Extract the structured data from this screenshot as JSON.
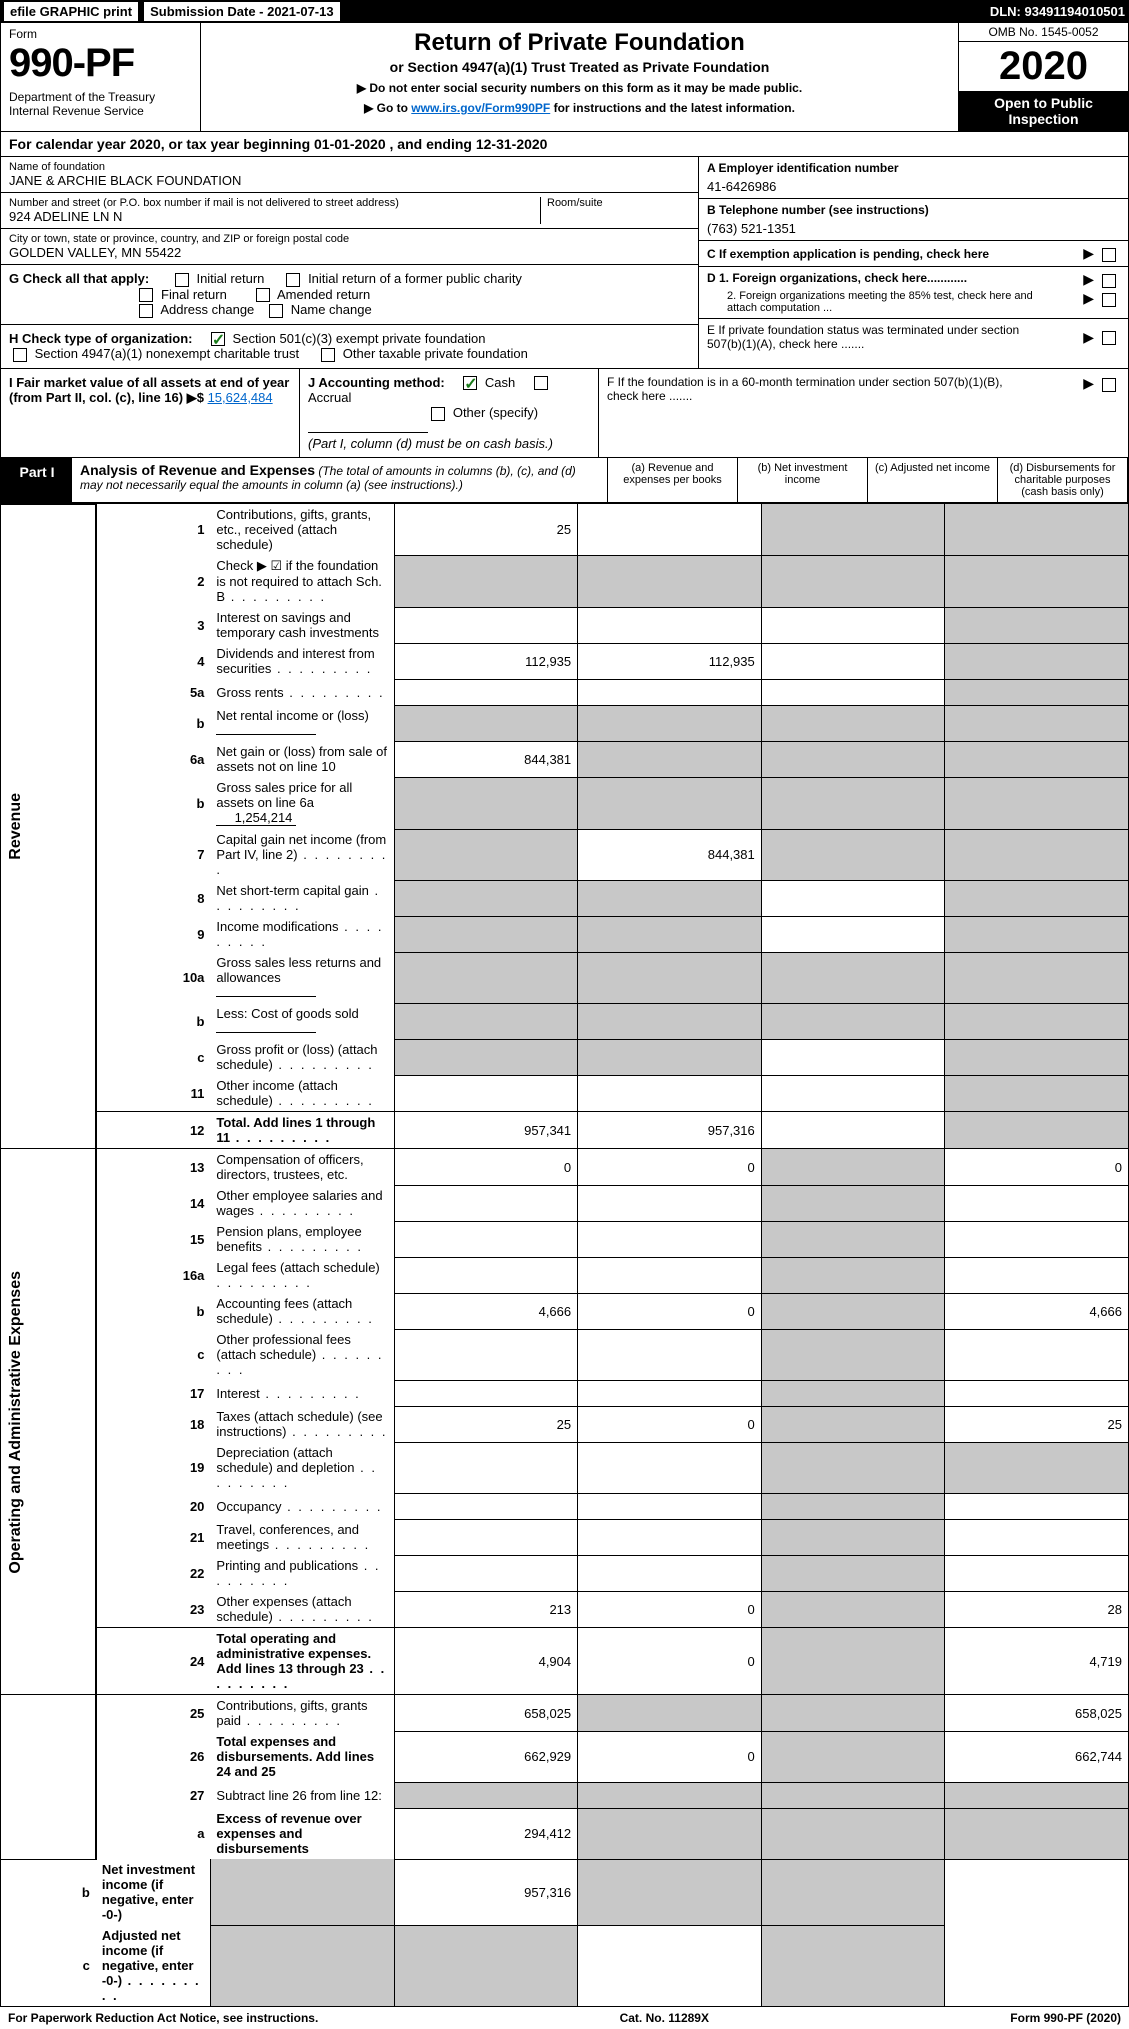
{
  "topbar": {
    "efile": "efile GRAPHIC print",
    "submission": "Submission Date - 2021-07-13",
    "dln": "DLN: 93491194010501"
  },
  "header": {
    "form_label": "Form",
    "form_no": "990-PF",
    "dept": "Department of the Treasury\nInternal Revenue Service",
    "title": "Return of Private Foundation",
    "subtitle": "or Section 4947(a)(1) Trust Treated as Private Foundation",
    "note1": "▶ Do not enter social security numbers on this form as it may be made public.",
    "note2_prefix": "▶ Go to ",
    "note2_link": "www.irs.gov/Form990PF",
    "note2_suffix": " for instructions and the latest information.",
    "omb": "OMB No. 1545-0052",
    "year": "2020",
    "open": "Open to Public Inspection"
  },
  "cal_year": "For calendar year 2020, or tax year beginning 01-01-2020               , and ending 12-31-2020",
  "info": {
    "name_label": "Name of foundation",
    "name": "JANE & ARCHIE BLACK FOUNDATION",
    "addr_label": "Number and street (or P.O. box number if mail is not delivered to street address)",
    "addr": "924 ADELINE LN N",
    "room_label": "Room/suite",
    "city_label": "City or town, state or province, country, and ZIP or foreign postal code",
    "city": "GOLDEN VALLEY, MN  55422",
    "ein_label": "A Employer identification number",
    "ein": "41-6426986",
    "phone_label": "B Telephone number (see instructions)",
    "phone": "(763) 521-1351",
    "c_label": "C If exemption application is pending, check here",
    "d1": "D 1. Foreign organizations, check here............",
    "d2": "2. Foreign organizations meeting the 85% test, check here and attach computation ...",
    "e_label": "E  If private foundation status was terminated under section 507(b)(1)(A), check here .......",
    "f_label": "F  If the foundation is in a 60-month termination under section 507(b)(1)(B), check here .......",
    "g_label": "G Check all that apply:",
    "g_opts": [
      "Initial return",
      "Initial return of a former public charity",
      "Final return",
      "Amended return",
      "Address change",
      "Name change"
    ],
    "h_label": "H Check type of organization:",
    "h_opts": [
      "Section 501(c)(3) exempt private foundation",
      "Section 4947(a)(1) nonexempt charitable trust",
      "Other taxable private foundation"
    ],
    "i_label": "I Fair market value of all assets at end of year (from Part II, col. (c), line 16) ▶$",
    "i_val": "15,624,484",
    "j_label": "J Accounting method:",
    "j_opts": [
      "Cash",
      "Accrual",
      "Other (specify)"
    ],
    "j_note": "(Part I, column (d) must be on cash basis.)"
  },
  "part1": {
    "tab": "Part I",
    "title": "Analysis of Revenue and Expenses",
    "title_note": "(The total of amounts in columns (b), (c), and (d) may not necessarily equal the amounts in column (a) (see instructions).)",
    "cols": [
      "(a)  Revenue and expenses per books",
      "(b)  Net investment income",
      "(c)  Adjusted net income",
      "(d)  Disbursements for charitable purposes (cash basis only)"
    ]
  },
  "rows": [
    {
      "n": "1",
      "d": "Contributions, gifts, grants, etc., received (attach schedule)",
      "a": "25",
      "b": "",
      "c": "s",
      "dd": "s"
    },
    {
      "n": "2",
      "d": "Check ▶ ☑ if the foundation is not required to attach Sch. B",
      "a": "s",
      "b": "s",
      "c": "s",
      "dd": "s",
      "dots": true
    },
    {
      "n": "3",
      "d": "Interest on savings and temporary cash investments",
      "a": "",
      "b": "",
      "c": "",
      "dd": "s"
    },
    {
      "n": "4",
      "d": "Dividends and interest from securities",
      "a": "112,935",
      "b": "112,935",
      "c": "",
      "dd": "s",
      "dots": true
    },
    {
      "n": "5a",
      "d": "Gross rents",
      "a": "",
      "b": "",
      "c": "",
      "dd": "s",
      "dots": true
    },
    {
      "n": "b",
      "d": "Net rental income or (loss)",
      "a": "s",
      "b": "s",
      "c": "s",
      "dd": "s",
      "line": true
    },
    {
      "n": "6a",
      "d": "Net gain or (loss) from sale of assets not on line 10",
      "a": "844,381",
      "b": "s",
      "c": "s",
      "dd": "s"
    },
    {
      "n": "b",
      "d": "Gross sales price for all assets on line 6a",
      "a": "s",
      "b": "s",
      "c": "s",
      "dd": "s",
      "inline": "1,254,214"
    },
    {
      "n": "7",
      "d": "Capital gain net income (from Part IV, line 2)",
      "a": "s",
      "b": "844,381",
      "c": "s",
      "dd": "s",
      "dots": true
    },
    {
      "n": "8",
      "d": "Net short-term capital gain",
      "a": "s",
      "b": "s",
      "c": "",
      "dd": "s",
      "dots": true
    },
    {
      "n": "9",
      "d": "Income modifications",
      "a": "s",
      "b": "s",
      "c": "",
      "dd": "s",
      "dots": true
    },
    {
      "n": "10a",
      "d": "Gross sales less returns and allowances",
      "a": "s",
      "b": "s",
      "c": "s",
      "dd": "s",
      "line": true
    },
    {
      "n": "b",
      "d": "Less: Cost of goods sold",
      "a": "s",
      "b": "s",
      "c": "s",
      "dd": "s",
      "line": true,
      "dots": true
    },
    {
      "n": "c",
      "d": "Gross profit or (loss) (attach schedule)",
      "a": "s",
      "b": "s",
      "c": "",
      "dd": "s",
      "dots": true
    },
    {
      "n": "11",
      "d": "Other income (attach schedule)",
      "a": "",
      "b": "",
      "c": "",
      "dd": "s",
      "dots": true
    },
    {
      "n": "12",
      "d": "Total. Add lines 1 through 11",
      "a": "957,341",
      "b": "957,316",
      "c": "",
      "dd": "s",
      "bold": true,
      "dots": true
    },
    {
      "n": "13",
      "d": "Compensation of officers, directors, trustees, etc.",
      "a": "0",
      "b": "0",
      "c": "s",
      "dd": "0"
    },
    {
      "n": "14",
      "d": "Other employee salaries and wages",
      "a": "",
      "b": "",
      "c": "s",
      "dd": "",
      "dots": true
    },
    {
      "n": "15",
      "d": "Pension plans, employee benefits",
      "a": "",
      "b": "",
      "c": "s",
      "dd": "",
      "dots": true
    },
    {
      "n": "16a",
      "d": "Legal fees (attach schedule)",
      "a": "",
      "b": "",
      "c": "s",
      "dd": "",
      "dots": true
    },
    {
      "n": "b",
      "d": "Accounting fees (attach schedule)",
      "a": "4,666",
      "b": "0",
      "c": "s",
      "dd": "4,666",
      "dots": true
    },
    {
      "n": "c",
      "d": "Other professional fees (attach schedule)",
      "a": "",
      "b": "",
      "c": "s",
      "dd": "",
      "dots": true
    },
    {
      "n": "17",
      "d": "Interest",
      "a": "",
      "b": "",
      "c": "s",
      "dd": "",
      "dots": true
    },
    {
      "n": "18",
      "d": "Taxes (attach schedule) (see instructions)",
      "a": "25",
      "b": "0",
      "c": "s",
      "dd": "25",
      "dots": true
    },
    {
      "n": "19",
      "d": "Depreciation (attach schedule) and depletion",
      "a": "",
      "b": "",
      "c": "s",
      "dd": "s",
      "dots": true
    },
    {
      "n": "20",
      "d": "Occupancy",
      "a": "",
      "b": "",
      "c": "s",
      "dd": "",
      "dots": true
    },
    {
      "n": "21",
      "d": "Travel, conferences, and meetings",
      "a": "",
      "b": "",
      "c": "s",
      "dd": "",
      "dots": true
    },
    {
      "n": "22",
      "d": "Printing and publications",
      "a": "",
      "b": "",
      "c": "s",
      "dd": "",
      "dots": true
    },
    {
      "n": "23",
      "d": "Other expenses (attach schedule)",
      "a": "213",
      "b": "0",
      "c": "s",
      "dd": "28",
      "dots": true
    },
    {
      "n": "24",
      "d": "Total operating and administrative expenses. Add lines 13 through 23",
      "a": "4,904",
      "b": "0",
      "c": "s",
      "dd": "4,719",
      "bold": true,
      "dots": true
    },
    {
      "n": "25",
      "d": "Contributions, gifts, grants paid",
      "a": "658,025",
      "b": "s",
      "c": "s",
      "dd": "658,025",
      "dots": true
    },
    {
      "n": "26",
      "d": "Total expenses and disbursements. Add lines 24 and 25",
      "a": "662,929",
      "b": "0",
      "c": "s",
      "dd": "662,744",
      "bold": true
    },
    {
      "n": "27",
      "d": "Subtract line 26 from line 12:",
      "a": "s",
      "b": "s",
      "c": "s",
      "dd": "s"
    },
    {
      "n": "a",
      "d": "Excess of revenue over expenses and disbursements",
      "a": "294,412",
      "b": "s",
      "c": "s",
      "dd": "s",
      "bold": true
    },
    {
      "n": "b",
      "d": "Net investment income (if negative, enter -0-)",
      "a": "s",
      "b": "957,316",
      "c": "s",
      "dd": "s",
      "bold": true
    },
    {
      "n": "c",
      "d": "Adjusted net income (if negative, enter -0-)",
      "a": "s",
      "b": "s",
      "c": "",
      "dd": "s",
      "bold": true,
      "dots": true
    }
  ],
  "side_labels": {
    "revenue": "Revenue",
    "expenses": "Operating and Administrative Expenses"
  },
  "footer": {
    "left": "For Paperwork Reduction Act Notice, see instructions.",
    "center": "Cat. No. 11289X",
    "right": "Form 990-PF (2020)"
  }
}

※ ※ ※

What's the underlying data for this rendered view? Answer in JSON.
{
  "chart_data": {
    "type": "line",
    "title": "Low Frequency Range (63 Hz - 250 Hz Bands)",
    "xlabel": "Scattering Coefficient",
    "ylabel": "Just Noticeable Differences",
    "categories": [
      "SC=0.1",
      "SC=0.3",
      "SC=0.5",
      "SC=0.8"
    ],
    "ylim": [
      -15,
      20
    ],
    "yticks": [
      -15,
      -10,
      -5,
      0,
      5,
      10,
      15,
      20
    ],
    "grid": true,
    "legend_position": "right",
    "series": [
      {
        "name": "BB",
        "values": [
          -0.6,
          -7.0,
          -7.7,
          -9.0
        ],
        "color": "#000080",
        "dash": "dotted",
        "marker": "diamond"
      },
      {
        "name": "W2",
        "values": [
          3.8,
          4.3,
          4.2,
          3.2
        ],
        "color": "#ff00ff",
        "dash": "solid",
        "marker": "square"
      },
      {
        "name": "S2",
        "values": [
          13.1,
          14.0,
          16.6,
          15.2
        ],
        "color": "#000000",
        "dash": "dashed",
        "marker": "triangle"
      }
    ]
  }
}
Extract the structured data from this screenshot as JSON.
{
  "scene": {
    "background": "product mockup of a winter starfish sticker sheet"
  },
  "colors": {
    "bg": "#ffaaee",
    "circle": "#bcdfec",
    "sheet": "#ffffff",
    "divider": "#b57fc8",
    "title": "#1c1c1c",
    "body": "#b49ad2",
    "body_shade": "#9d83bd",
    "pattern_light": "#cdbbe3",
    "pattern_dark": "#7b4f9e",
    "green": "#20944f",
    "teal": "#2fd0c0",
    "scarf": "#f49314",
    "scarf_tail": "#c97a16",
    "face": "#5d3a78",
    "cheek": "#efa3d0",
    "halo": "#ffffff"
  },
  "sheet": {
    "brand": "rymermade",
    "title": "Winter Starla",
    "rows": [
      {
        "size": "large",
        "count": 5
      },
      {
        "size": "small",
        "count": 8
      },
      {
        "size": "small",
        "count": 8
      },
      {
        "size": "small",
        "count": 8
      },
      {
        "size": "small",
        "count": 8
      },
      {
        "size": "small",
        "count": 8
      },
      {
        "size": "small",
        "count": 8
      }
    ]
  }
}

※ ※ ※

# [The exercise]
Return every line containing "Adjusted".

# [Right answer]
      "(c)  Adjusted net income",
      "d": "Adjusted net income (if negative, enter -0-)",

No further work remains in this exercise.